| EXERCISE DETAILS |
Restate the full listing word for word and leave the pictures out.
-- begin SUPPLIED ENTRIES --
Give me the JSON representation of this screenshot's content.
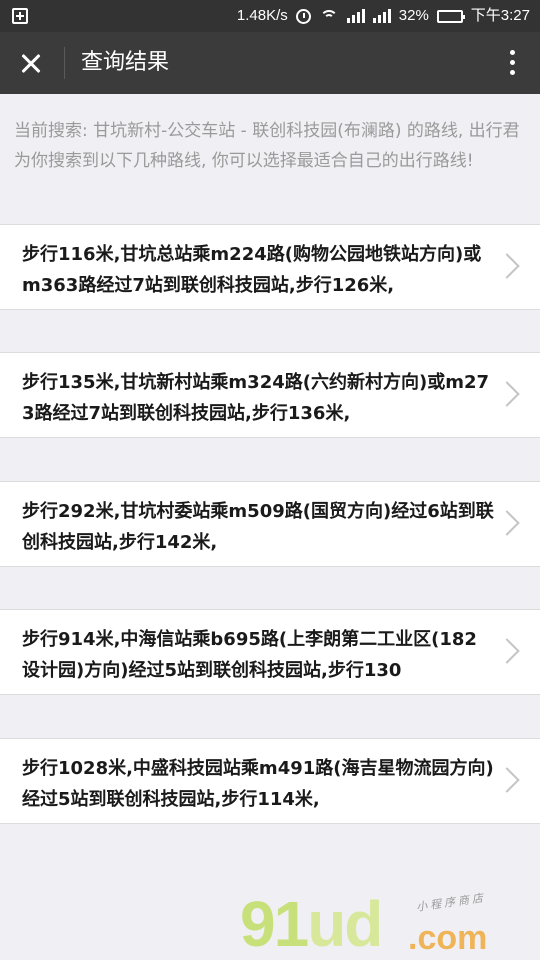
{
  "status_bar": {
    "speed": "1.48K/s",
    "battery_percent": "32%",
    "battery_level": 0.32,
    "time": "下午3:27",
    "battery_color": "#27c93f",
    "icons": [
      "notification-icon",
      "alarm-icon",
      "wifi-icon",
      "signal-icon",
      "signal-icon",
      "battery-icon"
    ]
  },
  "header": {
    "title": "查询结果",
    "close_icon": "close-icon",
    "more_icon": "more-vertical-icon"
  },
  "intro": "当前搜索: 甘坑新村-公交车站 - 联创科技园(布澜路) 的路线, 出行君为你搜索到以下几种路线, 你可以选择最适合自己的出行路线!",
  "routes": [
    {
      "text": "步行116米,甘坑总站乘m224路(购物公园地铁站方向)或m363路经过7站到联创科技园站,步行126米,"
    },
    {
      "text": "步行135米,甘坑新村站乘m324路(六约新村方向)或m273路经过7站到联创科技园站,步行136米,"
    },
    {
      "text": "步行292米,甘坑村委站乘m509路(国贸方向)经过6站到联创科技园站,步行142米,"
    },
    {
      "text": "步行914米,中海信站乘b695路(上李朗第二工业区(182设计园)方向)经过5站到联创科技园站,步行130"
    },
    {
      "text": "步行1028米,中盛科技园站乘m491路(海吉星物流园方向)经过5站到联创科技园站,步行114米,"
    }
  ],
  "watermark": {
    "brand": "91ud",
    "domain": ".com",
    "tagline": "小程序商店"
  },
  "colors": {
    "status_bar_bg": "#333333",
    "header_bg": "#3b3b3b",
    "page_bg": "#efeff4",
    "intro_text": "#9a9a9a",
    "card_bg": "#ffffff"
  }
}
-- end SUPPLIED ENTRIES --
| FULL RESPONSE |
Give me the JSON representation of this screenshot's content.
{
  "status_bar": {
    "speed": "1.48K/s",
    "battery_percent": "32%",
    "battery_level": 0.32,
    "time": "下午3:27",
    "battery_color": "#27c93f",
    "icons": [
      "notification-icon",
      "alarm-icon",
      "wifi-icon",
      "signal-icon",
      "signal-icon",
      "battery-icon"
    ]
  },
  "header": {
    "title": "查询结果",
    "close_icon": "close-icon",
    "more_icon": "more-vertical-icon"
  },
  "intro": "当前搜索: 甘坑新村-公交车站 - 联创科技园(布澜路) 的路线, 出行君为你搜索到以下几种路线, 你可以选择最适合自己的出行路线!",
  "routes": [
    {
      "text": "步行116米,甘坑总站乘m224路(购物公园地铁站方向)或m363路经过7站到联创科技园站,步行126米,"
    },
    {
      "text": "步行135米,甘坑新村站乘m324路(六约新村方向)或m273路经过7站到联创科技园站,步行136米,"
    },
    {
      "text": "步行292米,甘坑村委站乘m509路(国贸方向)经过6站到联创科技园站,步行142米,"
    },
    {
      "text": "步行914米,中海信站乘b695路(上李朗第二工业区(182设计园)方向)经过5站到联创科技园站,步行130"
    },
    {
      "text": "步行1028米,中盛科技园站乘m491路(海吉星物流园方向)经过5站到联创科技园站,步行114米,"
    }
  ],
  "watermark": {
    "brand": "91ud",
    "domain": ".com",
    "tagline": "小程序商店"
  },
  "colors": {
    "status_bar_bg": "#333333",
    "header_bg": "#3b3b3b",
    "page_bg": "#efeff4",
    "intro_text": "#9a9a9a",
    "card_bg": "#ffffff"
  }
}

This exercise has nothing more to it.